Records to process:
--- begin ---

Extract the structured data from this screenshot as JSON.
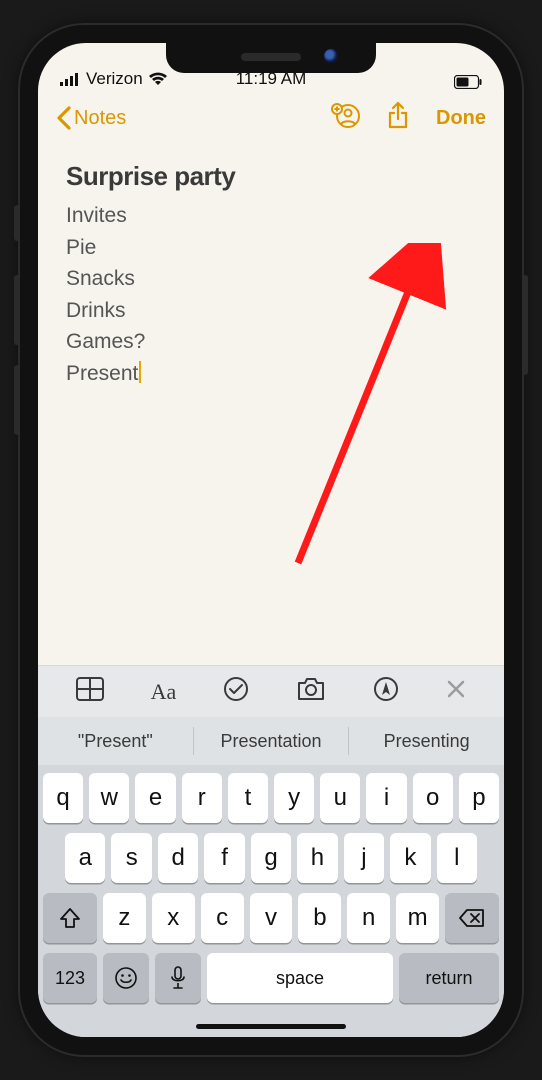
{
  "statusbar": {
    "carrier": "Verizon",
    "time": "11:19 AM"
  },
  "nav": {
    "back_label": "Notes",
    "done_label": "Done"
  },
  "note": {
    "title": "Surprise party",
    "lines": [
      "Invites",
      "Pie",
      "Snacks",
      "Drinks",
      "Games?",
      "Present"
    ]
  },
  "suggestions": [
    "\"Present\"",
    "Presentation",
    "Presenting"
  ],
  "keyboard": {
    "row1": [
      "q",
      "w",
      "e",
      "r",
      "t",
      "y",
      "u",
      "i",
      "o",
      "p"
    ],
    "row2": [
      "a",
      "s",
      "d",
      "f",
      "g",
      "h",
      "j",
      "k",
      "l"
    ],
    "row3": [
      "z",
      "x",
      "c",
      "v",
      "b",
      "n",
      "m"
    ],
    "num_label": "123",
    "space_label": "space",
    "return_label": "return"
  },
  "colors": {
    "accent": "#db9700"
  }
}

--- end ---

Exercise instructions:
Reproduce the data above in full, exactly as it is, with the pictures left out.

Final answer:
Extract the structured data from this screenshot as JSON.
{
  "statusbar": {
    "carrier": "Verizon",
    "time": "11:19 AM"
  },
  "nav": {
    "back_label": "Notes",
    "done_label": "Done"
  },
  "note": {
    "title": "Surprise party",
    "lines": [
      "Invites",
      "Pie",
      "Snacks",
      "Drinks",
      "Games?",
      "Present"
    ]
  },
  "suggestions": [
    "\"Present\"",
    "Presentation",
    "Presenting"
  ],
  "keyboard": {
    "row1": [
      "q",
      "w",
      "e",
      "r",
      "t",
      "y",
      "u",
      "i",
      "o",
      "p"
    ],
    "row2": [
      "a",
      "s",
      "d",
      "f",
      "g",
      "h",
      "j",
      "k",
      "l"
    ],
    "row3": [
      "z",
      "x",
      "c",
      "v",
      "b",
      "n",
      "m"
    ],
    "num_label": "123",
    "space_label": "space",
    "return_label": "return"
  },
  "colors": {
    "accent": "#db9700"
  }
}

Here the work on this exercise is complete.